WORK INSTRUCTIONS: Return only the number of lines holding the word "Minutes".

━━━ ENTRIES SHOWN

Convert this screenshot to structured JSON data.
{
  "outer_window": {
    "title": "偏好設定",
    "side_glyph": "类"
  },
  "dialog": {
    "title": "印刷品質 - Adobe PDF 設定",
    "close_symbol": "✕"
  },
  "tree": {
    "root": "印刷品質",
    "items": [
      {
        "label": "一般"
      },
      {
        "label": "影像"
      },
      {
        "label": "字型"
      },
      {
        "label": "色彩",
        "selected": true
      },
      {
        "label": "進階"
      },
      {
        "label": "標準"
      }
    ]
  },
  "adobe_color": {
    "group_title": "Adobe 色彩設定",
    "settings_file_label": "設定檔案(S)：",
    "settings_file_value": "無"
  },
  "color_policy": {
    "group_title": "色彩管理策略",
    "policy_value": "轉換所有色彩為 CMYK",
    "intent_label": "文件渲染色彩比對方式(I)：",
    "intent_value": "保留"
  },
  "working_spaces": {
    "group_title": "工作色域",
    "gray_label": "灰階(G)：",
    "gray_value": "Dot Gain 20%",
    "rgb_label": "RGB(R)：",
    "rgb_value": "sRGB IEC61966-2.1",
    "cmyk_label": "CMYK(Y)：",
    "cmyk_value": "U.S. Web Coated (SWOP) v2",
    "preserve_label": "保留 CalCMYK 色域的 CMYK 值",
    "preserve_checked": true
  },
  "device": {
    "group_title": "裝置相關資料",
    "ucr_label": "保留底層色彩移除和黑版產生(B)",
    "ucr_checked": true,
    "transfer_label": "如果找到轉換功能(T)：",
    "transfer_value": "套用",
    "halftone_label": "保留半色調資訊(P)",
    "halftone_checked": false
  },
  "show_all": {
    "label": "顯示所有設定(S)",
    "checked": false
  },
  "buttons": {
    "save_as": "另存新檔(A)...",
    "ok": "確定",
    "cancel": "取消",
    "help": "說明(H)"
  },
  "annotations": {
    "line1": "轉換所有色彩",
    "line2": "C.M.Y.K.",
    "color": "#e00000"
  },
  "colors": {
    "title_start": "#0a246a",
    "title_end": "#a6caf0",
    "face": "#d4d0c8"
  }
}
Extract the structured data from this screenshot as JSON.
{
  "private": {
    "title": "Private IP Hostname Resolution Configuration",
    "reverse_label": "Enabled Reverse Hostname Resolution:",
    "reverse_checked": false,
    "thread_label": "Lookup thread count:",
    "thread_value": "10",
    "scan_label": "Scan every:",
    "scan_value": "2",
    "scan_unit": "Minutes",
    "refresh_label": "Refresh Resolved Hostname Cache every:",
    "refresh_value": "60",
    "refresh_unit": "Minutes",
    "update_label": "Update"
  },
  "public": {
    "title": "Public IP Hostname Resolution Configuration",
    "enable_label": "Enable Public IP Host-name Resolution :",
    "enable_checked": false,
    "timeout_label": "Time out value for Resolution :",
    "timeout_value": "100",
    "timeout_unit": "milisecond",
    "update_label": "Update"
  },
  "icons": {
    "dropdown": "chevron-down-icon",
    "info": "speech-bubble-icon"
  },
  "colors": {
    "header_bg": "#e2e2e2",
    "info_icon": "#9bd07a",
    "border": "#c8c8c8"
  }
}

━━━━━━

SOLUTION TO THE PROBLEM: 2